_RECORDS FOR THE EXERCISE_
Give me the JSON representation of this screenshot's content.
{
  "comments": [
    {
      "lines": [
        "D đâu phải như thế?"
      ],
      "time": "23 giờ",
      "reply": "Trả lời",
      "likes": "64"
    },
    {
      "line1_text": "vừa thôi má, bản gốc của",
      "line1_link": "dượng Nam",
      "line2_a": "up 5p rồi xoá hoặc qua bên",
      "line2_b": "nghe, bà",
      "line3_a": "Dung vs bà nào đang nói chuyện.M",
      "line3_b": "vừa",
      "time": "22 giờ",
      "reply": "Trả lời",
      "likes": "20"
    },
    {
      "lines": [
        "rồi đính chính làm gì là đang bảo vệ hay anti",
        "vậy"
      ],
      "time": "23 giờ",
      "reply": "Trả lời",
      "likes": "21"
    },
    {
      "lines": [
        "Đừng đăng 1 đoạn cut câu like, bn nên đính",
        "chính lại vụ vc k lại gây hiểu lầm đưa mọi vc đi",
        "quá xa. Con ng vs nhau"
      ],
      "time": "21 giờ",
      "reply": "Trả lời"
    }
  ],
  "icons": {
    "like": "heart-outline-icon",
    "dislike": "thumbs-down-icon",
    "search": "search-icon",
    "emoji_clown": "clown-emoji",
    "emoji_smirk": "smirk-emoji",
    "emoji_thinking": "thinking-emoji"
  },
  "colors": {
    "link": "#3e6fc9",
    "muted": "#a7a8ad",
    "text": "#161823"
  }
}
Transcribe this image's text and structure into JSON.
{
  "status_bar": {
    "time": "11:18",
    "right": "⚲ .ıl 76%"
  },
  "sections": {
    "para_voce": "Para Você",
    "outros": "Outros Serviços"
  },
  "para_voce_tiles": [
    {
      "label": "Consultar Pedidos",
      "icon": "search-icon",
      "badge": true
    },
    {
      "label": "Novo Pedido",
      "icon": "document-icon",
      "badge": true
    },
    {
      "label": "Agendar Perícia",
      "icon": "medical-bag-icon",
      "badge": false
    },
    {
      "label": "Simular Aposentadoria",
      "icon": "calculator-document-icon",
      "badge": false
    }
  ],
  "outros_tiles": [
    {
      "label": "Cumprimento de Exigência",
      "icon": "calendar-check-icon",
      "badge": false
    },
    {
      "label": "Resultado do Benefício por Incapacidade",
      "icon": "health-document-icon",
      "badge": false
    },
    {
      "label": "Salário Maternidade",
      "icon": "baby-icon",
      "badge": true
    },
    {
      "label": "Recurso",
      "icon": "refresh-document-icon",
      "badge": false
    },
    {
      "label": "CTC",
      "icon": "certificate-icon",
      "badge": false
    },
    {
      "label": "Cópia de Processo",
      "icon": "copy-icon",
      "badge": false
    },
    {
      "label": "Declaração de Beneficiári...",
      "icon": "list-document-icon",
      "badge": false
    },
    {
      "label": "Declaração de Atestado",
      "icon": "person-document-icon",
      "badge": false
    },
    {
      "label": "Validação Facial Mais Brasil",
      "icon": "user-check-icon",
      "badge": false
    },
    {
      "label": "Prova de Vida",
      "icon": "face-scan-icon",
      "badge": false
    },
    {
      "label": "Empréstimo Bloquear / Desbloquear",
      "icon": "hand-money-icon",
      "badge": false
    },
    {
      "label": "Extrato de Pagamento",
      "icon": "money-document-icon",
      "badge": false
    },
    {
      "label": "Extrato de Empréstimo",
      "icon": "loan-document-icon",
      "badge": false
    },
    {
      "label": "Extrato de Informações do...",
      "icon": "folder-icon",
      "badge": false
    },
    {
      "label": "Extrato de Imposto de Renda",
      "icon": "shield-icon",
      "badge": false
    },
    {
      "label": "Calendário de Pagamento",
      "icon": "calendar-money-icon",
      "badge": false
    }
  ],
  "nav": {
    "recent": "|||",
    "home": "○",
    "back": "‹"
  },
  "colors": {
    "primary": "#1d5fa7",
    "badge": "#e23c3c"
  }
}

_WHAT NEEDS TO BE DONE_
The listing above must be transcribed exactly, line by line.

_EXERCISE OUTPUT_
Give me the JSON representation of this screenshot's content.
{
  "comments": [
    {
      "lines": [
        "D đâu phải như thế?"
      ],
      "time": "23 giờ",
      "reply": "Trả lời",
      "likes": "64"
    },
    {
      "line1_text": "vừa thôi má, bản gốc của",
      "line1_link": "dượng Nam",
      "line2_a": "up 5p rồi xoá hoặc qua bên",
      "line2_b": "nghe, bà",
      "line3_a": "Dung vs bà nào đang nói chuyện.M",
      "line3_b": "vừa",
      "time": "22 giờ",
      "reply": "Trả lời",
      "likes": "20"
    },
    {
      "lines": [
        "rồi đính chính làm gì là đang bảo vệ hay anti",
        "vậy"
      ],
      "time": "23 giờ",
      "reply": "Trả lời",
      "likes": "21"
    },
    {
      "lines": [
        "Đừng đăng 1 đoạn cut câu like, bn nên đính",
        "chính lại vụ vc k lại gây hiểu lầm đưa mọi vc đi",
        "quá xa. Con ng vs nhau"
      ],
      "time": "21 giờ",
      "reply": "Trả lời"
    }
  ],
  "icons": {
    "like": "heart-outline-icon",
    "dislike": "thumbs-down-icon",
    "search": "search-icon",
    "emoji_clown": "clown-emoji",
    "emoji_smirk": "smirk-emoji",
    "emoji_thinking": "thinking-emoji"
  },
  "colors": {
    "link": "#3e6fc9",
    "muted": "#a7a8ad",
    "text": "#161823"
  }
}
Transcribe this image's text and structure into JSON.
{
  "status_bar": {
    "time": "11:18",
    "right": "⚲ .ıl 76%"
  },
  "sections": {
    "para_voce": "Para Você",
    "outros": "Outros Serviços"
  },
  "para_voce_tiles": [
    {
      "label": "Consultar Pedidos",
      "icon": "search-icon",
      "badge": true
    },
    {
      "label": "Novo Pedido",
      "icon": "document-icon",
      "badge": true
    },
    {
      "label": "Agendar Perícia",
      "icon": "medical-bag-icon",
      "badge": false
    },
    {
      "label": "Simular Aposentadoria",
      "icon": "calculator-document-icon",
      "badge": false
    }
  ],
  "outros_tiles": [
    {
      "label": "Cumprimento de Exigência",
      "icon": "calendar-check-icon",
      "badge": false
    },
    {
      "label": "Resultado do Benefício por Incapacidade",
      "icon": "health-document-icon",
      "badge": false
    },
    {
      "label": "Salário Maternidade",
      "icon": "baby-icon",
      "badge": true
    },
    {
      "label": "Recurso",
      "icon": "refresh-document-icon",
      "badge": false
    },
    {
      "label": "CTC",
      "icon": "certificate-icon",
      "badge": false
    },
    {
      "label": "Cópia de Processo",
      "icon": "copy-icon",
      "badge": false
    },
    {
      "label": "Declaração de Beneficiári...",
      "icon": "list-document-icon",
      "badge": false
    },
    {
      "label": "Declaração de Atestado",
      "icon": "person-document-icon",
      "badge": false
    },
    {
      "label": "Validação Facial Mais Brasil",
      "icon": "user-check-icon",
      "badge": false
    },
    {
      "label": "Prova de Vida",
      "icon": "face-scan-icon",
      "badge": false
    },
    {
      "label": "Empréstimo Bloquear / Desbloquear",
      "icon": "hand-money-icon",
      "badge": false
    },
    {
      "label": "Extrato de Pagamento",
      "icon": "money-document-icon",
      "badge": false
    },
    {
      "label": "Extrato de Empréstimo",
      "icon": "loan-document-icon",
      "badge": false
    },
    {
      "label": "Extrato de Informações do...",
      "icon": "folder-icon",
      "badge": false
    },
    {
      "label": "Extrato de Imposto de Renda",
      "icon": "shield-icon",
      "badge": false
    },
    {
      "label": "Calendário de Pagamento",
      "icon": "calendar-money-icon",
      "badge": false
    }
  ],
  "nav": {
    "recent": "|||",
    "home": "○",
    "back": "‹"
  },
  "colors": {
    "primary": "#1d5fa7",
    "badge": "#e23c3c"
  }
}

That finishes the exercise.